DIRECTIVE
Format every row below as a two-column Markdown table headed Line No. and Text. Number the rows in order and leave out any blank lines.

DATA LINES
-- start --

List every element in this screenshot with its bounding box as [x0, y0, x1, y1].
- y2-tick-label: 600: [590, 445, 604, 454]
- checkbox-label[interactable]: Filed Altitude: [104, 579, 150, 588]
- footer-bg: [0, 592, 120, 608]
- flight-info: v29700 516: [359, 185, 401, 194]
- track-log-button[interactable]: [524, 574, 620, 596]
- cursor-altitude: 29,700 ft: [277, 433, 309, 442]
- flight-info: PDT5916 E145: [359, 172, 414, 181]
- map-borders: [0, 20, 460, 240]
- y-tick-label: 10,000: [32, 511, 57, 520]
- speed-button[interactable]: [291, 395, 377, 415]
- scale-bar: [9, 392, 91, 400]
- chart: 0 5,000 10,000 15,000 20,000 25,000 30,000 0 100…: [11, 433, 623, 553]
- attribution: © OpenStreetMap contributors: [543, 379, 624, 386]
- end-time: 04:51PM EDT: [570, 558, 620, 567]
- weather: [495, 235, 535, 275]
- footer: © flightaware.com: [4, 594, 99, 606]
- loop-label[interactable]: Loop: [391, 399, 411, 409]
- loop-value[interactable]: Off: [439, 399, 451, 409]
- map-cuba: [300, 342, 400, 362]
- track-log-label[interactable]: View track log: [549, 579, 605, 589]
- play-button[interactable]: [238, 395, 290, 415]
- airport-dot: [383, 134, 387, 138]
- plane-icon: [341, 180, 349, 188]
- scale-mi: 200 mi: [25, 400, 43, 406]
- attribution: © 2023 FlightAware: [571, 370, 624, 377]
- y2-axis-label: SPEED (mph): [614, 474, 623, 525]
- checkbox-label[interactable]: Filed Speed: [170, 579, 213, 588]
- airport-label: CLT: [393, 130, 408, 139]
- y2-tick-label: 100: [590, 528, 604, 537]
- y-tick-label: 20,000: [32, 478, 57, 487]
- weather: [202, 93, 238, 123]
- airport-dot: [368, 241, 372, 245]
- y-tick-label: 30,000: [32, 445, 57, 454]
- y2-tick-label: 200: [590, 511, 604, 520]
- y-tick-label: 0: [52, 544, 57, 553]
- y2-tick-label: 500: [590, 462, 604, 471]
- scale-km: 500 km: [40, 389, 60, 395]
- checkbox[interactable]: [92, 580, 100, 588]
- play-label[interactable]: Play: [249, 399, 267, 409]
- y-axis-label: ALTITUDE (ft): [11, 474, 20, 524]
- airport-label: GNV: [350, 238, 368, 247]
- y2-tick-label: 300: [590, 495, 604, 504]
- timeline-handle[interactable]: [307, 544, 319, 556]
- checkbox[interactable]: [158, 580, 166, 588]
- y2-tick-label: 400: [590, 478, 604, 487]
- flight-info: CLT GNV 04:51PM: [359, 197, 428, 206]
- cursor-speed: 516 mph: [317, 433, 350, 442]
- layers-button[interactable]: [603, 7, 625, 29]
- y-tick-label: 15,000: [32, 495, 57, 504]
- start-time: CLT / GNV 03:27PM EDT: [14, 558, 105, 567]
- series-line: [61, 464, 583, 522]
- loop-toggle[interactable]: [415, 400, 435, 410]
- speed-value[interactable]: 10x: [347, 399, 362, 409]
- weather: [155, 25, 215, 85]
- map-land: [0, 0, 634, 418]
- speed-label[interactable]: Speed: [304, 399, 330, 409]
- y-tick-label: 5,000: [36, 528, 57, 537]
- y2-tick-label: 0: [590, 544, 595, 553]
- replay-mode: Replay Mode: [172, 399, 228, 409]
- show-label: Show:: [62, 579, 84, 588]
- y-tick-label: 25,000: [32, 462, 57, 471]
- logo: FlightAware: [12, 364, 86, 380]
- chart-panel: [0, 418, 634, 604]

-- end --

OUTPUT FOR THIS TASK
| Line No. | Text |
|---|---|
| 1 | List every element in this screenshot with its bounding box as [x0, y0, x1, y1]. |
| 2 | - y2-tick-label: 600: [590, 445, 604, 454] |
| 3 | - checkbox-label[interactable]: Filed Altitude: [104, 579, 150, 588] |
| 4 | - footer-bg: [0, 592, 120, 608] |
| 5 | - flight-info: v29700 516: [359, 185, 401, 194] |
| 6 | - track-log-button[interactable]: [524, 574, 620, 596] |
| 7 | - cursor-altitude: 29,700 ft: [277, 433, 309, 442] |
| 8 | - flight-info: PDT5916 E145: [359, 172, 414, 181] |
| 9 | - map-borders: [0, 20, 460, 240] |
| 10 | - y-tick-label: 10,000: [32, 511, 57, 520] |
| 11 | - speed-button[interactable]: [291, 395, 377, 415] |
| 12 | - scale-bar: [9, 392, 91, 400] |
| 13 | - chart: 0 5,000 10,000 15,000 20,000 25,000 30,000 0 100…: [11, 433, 623, 553] |
| 14 | - attribution: © OpenStreetMap contributors: [543, 379, 624, 386] |
| 15 | - end-time: 04:51PM EDT: [570, 558, 620, 567] |
| 16 | - weather: [495, 235, 535, 275] |
| 17 | - footer: © flightaware.com: [4, 594, 99, 606] |
| 18 | - loop-label[interactable]: Loop: [391, 399, 411, 409] |
| 19 | - loop-value[interactable]: Off: [439, 399, 451, 409] |
| 20 | - map-cuba: [300, 342, 400, 362] |
| 21 | - track-log-label[interactable]: View track log: [549, 579, 605, 589] |
| 22 | - play-button[interactable]: [238, 395, 290, 415] |
| 23 | - airport-dot: [383, 134, 387, 138] |
| 24 | - plane-icon: [341, 180, 349, 188] |
| 25 | - scale-mi: 200 mi: [25, 400, 43, 406] |
| 26 | - attribution: © 2023 FlightAware: [571, 370, 624, 377] |
| 27 | - y2-axis-label: SPEED (mph): [614, 474, 623, 525] |
| 28 | - checkbox-label[interactable]: Filed Speed: [170, 579, 213, 588] |
| 29 | - airport-label: CLT: [393, 130, 408, 139] |
| 30 | - y2-tick-label: 100: [590, 528, 604, 537] |
| 31 | - y-tick-label: 20,000: [32, 478, 57, 487] |
| 32 | - weather: [202, 93, 238, 123] |
| 33 | - airport-dot: [368, 241, 372, 245] |
| 34 | - y-tick-label: 30,000: [32, 445, 57, 454] |
| 35 | - y2-tick-label: 200: [590, 511, 604, 520] |
| 36 | - y-tick-label: 0: [52, 544, 57, 553] |
| 37 | - y2-tick-label: 500: [590, 462, 604, 471] |
| 38 | - scale-km: 500 km: [40, 389, 60, 395] |
| 39 | - checkbox[interactable]: [92, 580, 100, 588] |
| 40 | - play-label[interactable]: Play: [249, 399, 267, 409] |
| 41 | - y-axis-label: ALTITUDE (ft): [11, 474, 20, 524] |
| 42 | - airport-label: GNV: [350, 238, 368, 247] |
| 43 | - y2-tick-label: 300: [590, 495, 604, 504] |
| 44 | - timeline-handle[interactable]: [307, 544, 319, 556] |
| 45 | - checkbox[interactable]: [158, 580, 166, 588] |
| 46 | - y2-tick-label: 400: [590, 478, 604, 487] |
| 47 | - flight-info: CLT GNV 04:51PM: [359, 197, 428, 206] |
| 48 | - cursor-speed: 516 mph: [317, 433, 350, 442] |
| 49 | - layers-button[interactable]: [603, 7, 625, 29] |
| 50 | - y-tick-label: 15,000: [32, 495, 57, 504] |
| 51 | - start-time: CLT / GNV 03:27PM EDT: [14, 558, 105, 567] |
| 52 | - series-line: [61, 464, 583, 522] |
| 53 | - loop-toggle[interactable]: [415, 400, 435, 410] |
| 54 | - speed-value[interactable]: 10x: [347, 399, 362, 409] |
| 55 | - weather: [155, 25, 215, 85] |
| 56 | - map-land: [0, 0, 634, 418] |
| 57 | - speed-label[interactable]: Speed: [304, 399, 330, 409] |
| 58 | - y-tick-label: 5,000: [36, 528, 57, 537] |
| 59 | - y2-tick-label: 0: [590, 544, 595, 553] |
| 60 | - replay-mode: Replay Mode: [172, 399, 228, 409] |
| 61 | - show-label: Show:: [62, 579, 84, 588] |
| 62 | - y-tick-label: 25,000: [32, 462, 57, 471] |
| 63 | - logo: FlightAware: [12, 364, 86, 380] |
| 64 | - chart-panel: [0, 418, 634, 604] |